(Data entries)
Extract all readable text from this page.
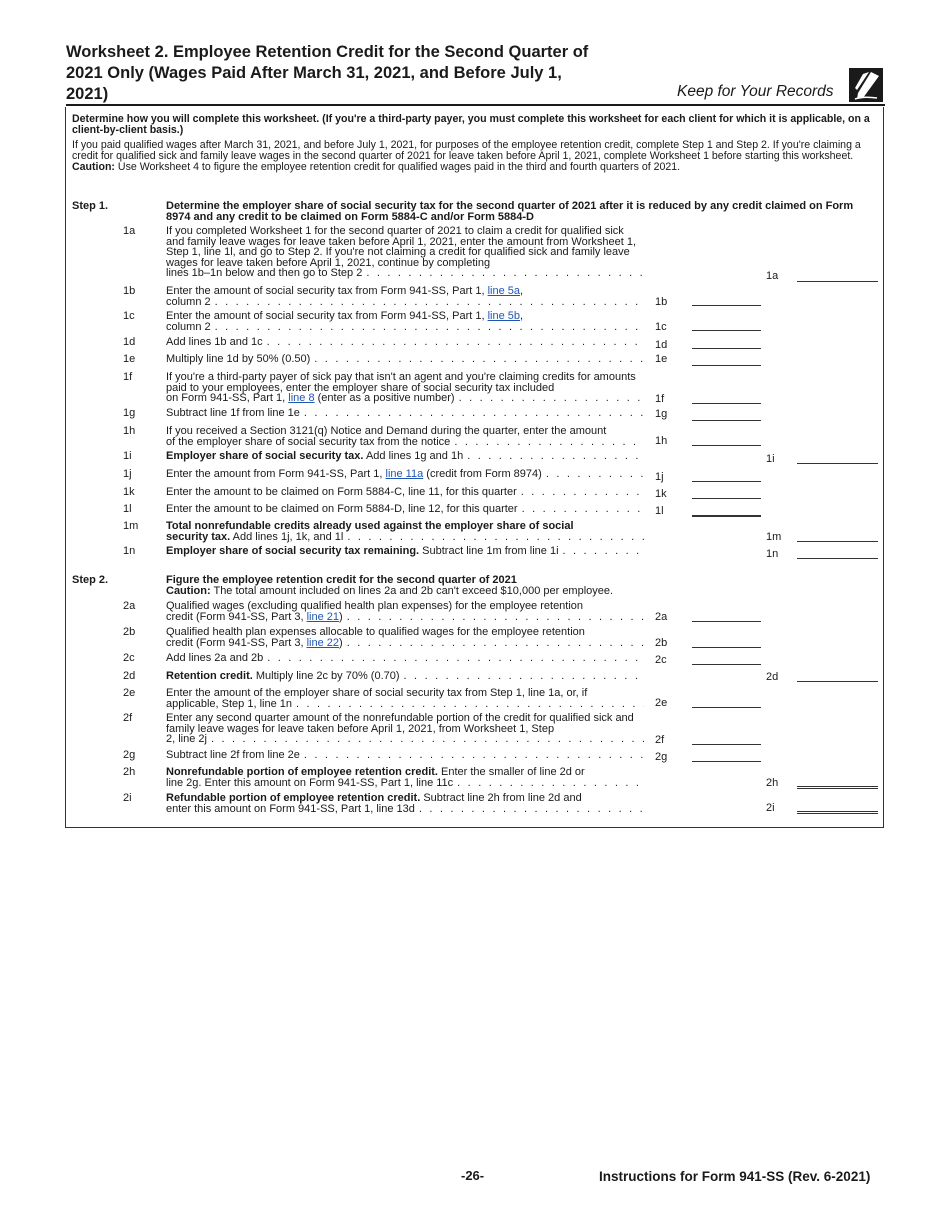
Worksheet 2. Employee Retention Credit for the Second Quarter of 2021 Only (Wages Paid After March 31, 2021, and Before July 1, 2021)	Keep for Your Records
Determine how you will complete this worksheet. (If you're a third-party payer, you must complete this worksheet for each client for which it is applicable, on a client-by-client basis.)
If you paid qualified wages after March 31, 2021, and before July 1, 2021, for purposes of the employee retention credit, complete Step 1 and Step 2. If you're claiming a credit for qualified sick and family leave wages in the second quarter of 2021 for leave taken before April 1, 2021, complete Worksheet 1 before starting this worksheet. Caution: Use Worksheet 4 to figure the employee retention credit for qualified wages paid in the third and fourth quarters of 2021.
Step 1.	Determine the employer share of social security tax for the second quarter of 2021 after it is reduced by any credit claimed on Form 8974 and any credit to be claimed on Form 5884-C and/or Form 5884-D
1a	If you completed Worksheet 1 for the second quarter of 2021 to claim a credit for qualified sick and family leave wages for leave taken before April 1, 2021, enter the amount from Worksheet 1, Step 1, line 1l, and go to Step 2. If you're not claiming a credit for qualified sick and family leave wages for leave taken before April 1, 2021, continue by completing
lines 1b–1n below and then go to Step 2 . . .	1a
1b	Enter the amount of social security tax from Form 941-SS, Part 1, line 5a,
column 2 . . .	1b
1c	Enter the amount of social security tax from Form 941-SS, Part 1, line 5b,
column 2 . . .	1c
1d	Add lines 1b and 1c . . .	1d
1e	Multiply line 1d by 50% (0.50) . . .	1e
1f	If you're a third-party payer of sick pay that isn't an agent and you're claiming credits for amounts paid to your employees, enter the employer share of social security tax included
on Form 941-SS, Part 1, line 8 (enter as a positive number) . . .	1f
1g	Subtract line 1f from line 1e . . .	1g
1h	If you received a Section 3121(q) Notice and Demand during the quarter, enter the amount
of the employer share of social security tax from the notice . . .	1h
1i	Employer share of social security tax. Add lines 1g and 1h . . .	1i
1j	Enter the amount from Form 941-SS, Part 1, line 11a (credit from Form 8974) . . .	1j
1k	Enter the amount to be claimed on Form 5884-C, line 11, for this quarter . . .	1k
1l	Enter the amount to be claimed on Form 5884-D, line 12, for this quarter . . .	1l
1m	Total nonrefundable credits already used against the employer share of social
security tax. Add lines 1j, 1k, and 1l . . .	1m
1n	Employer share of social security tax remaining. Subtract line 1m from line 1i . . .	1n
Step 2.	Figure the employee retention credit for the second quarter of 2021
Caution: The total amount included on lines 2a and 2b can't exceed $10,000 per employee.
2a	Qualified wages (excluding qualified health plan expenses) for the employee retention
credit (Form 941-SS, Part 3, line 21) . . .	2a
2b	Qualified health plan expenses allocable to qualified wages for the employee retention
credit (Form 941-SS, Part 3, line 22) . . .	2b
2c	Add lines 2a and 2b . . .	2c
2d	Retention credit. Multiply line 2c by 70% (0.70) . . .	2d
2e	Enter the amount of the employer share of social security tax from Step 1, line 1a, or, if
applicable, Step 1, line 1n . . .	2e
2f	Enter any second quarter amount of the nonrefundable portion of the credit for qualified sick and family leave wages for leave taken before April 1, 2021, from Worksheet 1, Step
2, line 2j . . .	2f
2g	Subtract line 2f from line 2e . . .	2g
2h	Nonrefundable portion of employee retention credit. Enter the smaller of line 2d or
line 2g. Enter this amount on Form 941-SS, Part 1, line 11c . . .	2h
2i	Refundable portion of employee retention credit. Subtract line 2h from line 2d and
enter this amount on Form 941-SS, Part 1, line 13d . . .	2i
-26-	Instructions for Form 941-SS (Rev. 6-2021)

--

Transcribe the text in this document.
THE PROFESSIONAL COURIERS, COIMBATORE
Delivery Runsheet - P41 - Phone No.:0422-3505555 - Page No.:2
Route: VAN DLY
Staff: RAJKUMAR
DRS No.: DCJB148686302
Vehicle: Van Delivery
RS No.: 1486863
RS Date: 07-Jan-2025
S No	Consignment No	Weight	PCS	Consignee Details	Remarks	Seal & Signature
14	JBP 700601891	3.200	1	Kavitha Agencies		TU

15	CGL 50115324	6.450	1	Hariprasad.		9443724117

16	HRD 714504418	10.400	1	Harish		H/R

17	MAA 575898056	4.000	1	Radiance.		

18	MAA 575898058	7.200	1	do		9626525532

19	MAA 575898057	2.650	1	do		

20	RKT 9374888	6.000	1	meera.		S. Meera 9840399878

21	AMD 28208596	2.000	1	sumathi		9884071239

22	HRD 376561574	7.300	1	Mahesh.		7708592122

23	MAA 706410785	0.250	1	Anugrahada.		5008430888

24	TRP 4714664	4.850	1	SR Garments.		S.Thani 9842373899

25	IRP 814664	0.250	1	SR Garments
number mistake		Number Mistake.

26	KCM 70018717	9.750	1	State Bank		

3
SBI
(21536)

---

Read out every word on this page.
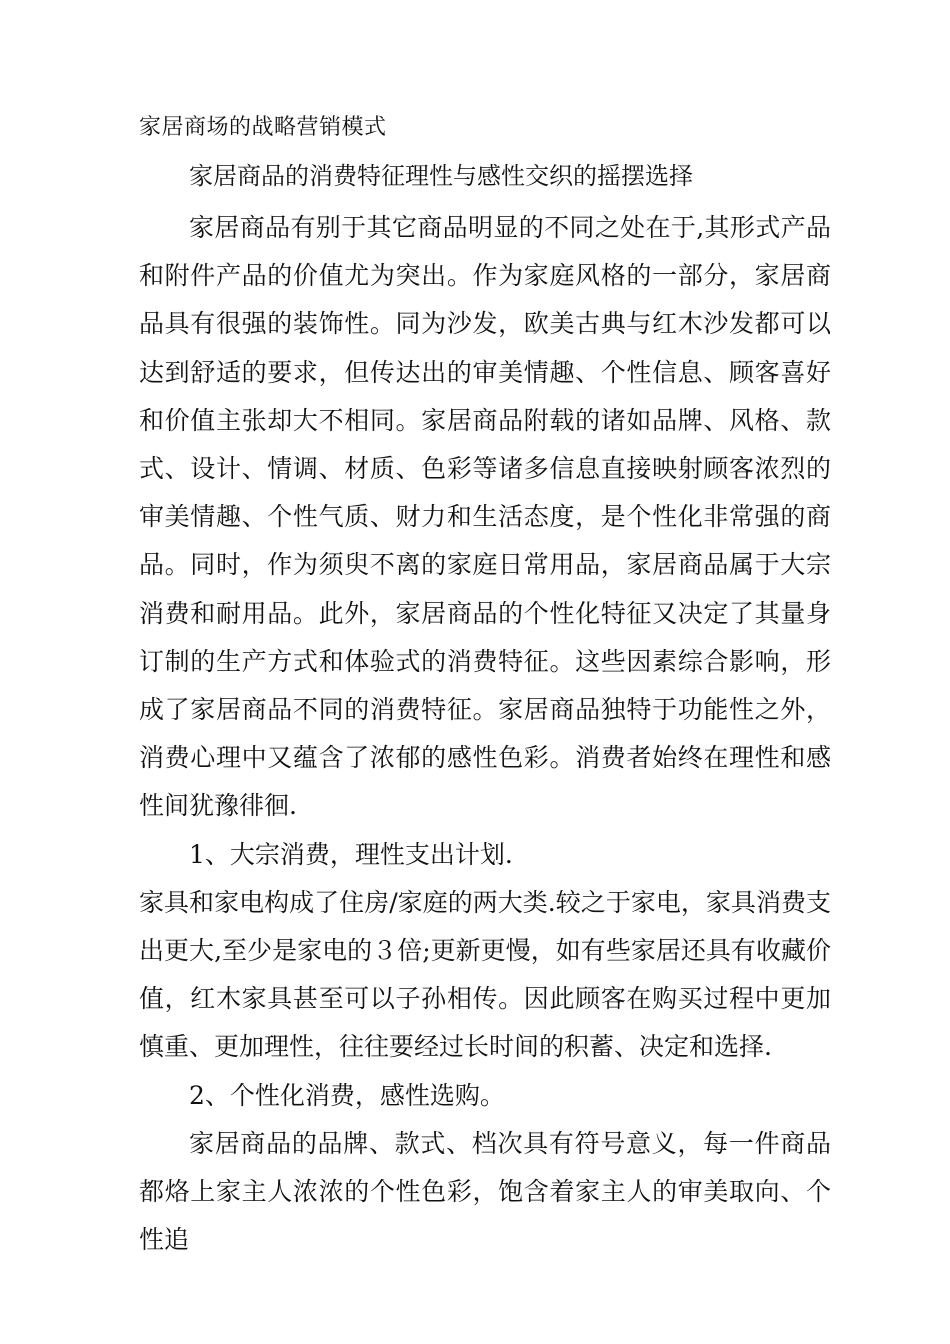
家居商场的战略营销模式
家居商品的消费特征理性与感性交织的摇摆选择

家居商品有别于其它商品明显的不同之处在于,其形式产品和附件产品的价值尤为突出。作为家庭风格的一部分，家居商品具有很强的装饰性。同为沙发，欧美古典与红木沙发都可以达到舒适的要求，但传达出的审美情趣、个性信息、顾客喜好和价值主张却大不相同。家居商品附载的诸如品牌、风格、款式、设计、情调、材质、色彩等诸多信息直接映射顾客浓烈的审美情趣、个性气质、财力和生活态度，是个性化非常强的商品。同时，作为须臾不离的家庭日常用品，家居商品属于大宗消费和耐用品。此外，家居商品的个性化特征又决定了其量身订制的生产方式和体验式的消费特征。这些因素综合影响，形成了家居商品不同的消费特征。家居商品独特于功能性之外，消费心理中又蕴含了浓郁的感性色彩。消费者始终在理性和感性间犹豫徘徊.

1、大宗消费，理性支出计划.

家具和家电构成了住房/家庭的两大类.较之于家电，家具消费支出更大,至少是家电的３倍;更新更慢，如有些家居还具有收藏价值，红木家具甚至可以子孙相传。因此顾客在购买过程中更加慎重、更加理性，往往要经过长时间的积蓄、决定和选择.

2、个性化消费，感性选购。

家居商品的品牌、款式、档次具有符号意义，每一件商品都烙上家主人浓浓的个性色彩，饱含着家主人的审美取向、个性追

- **INSTRUCTIONS TO FOLLOW**: Where a line of the material above holds the string "applicable", copy that line.

- **EXERCISE RESPONSE**:
Determine how you will complete this worksheet. (If you're a third-party payer, you must complete this worksheet for each client for which it is applicable, on a client-by-client basis.)
applicable, Step 1, line 1n . . .	2e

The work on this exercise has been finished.